#### TASK PROMPT
Each record must be retyped in full. No character may differ.

#### Dataset excerpt
● ● ●
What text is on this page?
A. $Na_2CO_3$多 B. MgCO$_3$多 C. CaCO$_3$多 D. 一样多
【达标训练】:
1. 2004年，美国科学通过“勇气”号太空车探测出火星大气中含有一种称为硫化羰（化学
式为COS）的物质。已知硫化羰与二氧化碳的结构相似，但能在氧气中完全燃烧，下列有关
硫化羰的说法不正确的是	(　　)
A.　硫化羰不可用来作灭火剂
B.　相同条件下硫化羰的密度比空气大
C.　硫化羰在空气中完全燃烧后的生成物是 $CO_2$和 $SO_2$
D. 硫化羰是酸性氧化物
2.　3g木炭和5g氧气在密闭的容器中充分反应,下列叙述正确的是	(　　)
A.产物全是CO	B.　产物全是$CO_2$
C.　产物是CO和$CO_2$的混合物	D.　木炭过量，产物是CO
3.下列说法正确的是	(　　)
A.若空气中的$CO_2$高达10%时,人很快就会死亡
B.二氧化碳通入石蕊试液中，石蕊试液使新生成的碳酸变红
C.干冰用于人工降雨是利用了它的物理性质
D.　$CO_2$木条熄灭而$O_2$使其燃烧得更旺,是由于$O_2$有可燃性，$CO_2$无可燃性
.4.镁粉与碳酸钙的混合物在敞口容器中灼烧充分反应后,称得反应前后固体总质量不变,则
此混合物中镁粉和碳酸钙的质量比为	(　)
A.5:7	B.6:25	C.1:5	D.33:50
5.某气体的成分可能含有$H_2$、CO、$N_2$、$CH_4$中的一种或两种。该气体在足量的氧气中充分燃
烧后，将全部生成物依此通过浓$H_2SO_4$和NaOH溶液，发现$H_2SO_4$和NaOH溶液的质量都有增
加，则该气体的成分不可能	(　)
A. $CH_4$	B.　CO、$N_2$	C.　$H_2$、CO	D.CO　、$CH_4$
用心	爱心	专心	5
● ● ●
#### TASK RESULT
What text is on this page?
A. $Na_2CO_3$多 B. MgCO$_3$多 C. CaCO$_3$多 D. 一样多
【达标训练】:
1. 2004年，美国科学通过“勇气”号太空车探测出火星大气中含有一种称为硫化羰（化学
式为COS）的物质。已知硫化羰与二氧化碳的结构相似，但能在氧气中完全燃烧，下列有关
硫化羰的说法不正确的是	(　　)
A.　硫化羰不可用来作灭火剂
B.　相同条件下硫化羰的密度比空气大
C.　硫化羰在空气中完全燃烧后的生成物是 $CO_2$和 $SO_2$
D. 硫化羰是酸性氧化物
2.　3g木炭和5g氧气在密闭的容器中充分反应,下列叙述正确的是	(　　)
A.产物全是CO	B.　产物全是$CO_2$
C.　产物是CO和$CO_2$的混合物	D.　木炭过量，产物是CO
3.下列说法正确的是	(　　)
A.若空气中的$CO_2$高达10%时,人很快就会死亡
B.二氧化碳通入石蕊试液中，石蕊试液使新生成的碳酸变红
C.干冰用于人工降雨是利用了它的物理性质
D.　$CO_2$木条熄灭而$O_2$使其燃烧得更旺,是由于$O_2$有可燃性，$CO_2$无可燃性
.4.镁粉与碳酸钙的混合物在敞口容器中灼烧充分反应后,称得反应前后固体总质量不变,则
此混合物中镁粉和碳酸钙的质量比为	(　)
A.5:7	B.6:25	C.1:5	D.33:50
5.某气体的成分可能含有$H_2$、CO、$N_2$、$CH_4$中的一种或两种。该气体在足量的氧气中充分燃
烧后，将全部生成物依此通过浓$H_2SO_4$和NaOH溶液，发现$H_2SO_4$和NaOH溶液的质量都有增
加，则该气体的成分不可能	(　)
A. $CH_4$	B.　CO、$N_2$	C.　$H_2$、CO	D.CO　、$CH_4$
用心	爱心	专心	5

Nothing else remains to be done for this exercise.